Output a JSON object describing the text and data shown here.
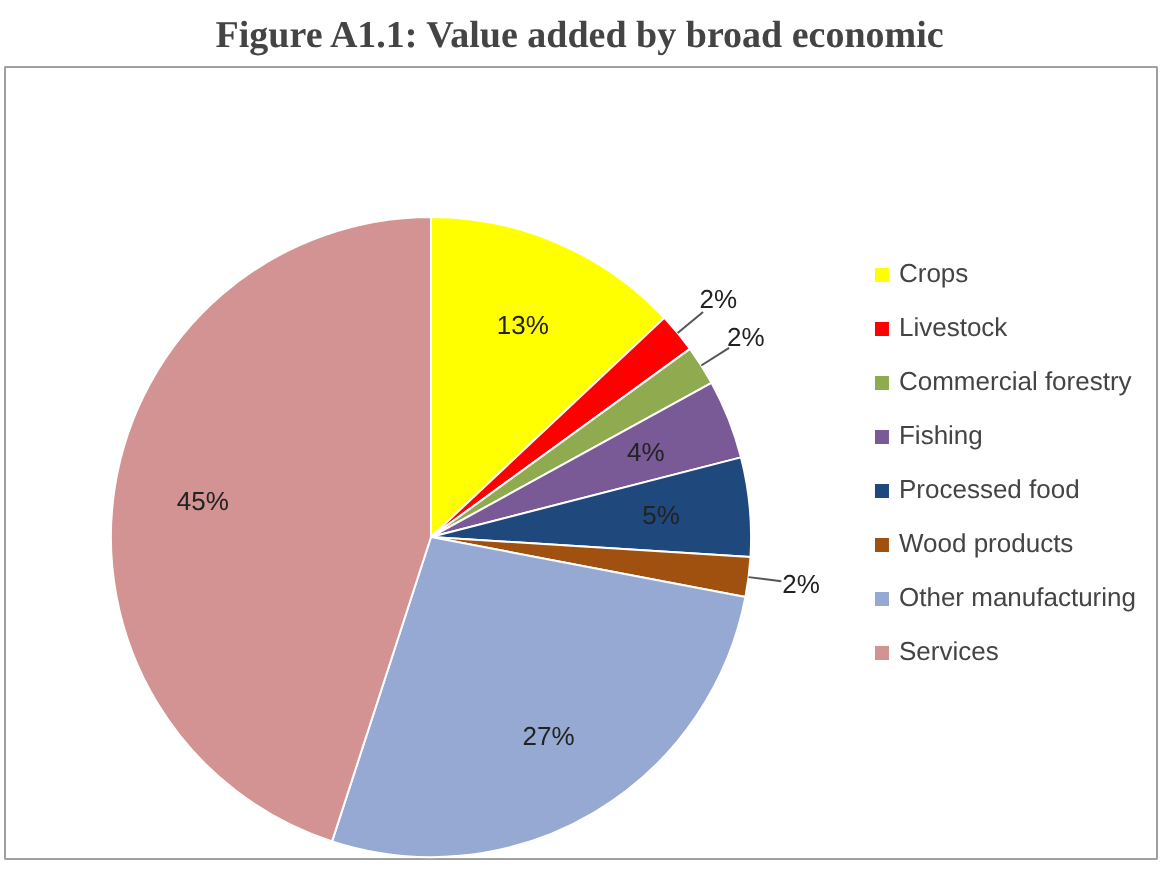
{
  "chart_data": {
    "type": "pie",
    "title": "Figure A1.1: Value added by broad economic",
    "categories": [
      "Crops",
      "Livestock",
      "Commercial forestry",
      "Fishing",
      "Processed food",
      "Wood products",
      "Other manufacturing",
      "Services"
    ],
    "values": [
      13,
      2,
      2,
      4,
      5,
      2,
      27,
      45
    ],
    "value_labels": [
      "13%",
      "2%",
      "2%",
      "4%",
      "5%",
      "2%",
      "27%",
      "45%"
    ],
    "colors": [
      "#ffff00",
      "#ff0000",
      "#8faa4f",
      "#7a5a96",
      "#1f497d",
      "#a0510f",
      "#95a9d2",
      "#d29392"
    ],
    "legend": "right"
  }
}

WHAT TO WORK ON:
Exclude every picture and copy the remaining data exactly.

ANSWER TO THIS TASK:
Output a JSON object describing the text and data shown here.
{
  "chart_data": {
    "type": "pie",
    "title": "Figure A1.1: Value added by broad economic",
    "categories": [
      "Crops",
      "Livestock",
      "Commercial forestry",
      "Fishing",
      "Processed food",
      "Wood products",
      "Other manufacturing",
      "Services"
    ],
    "values": [
      13,
      2,
      2,
      4,
      5,
      2,
      27,
      45
    ],
    "value_labels": [
      "13%",
      "2%",
      "2%",
      "4%",
      "5%",
      "2%",
      "27%",
      "45%"
    ],
    "colors": [
      "#ffff00",
      "#ff0000",
      "#8faa4f",
      "#7a5a96",
      "#1f497d",
      "#a0510f",
      "#95a9d2",
      "#d29392"
    ],
    "legend": "right"
  }
}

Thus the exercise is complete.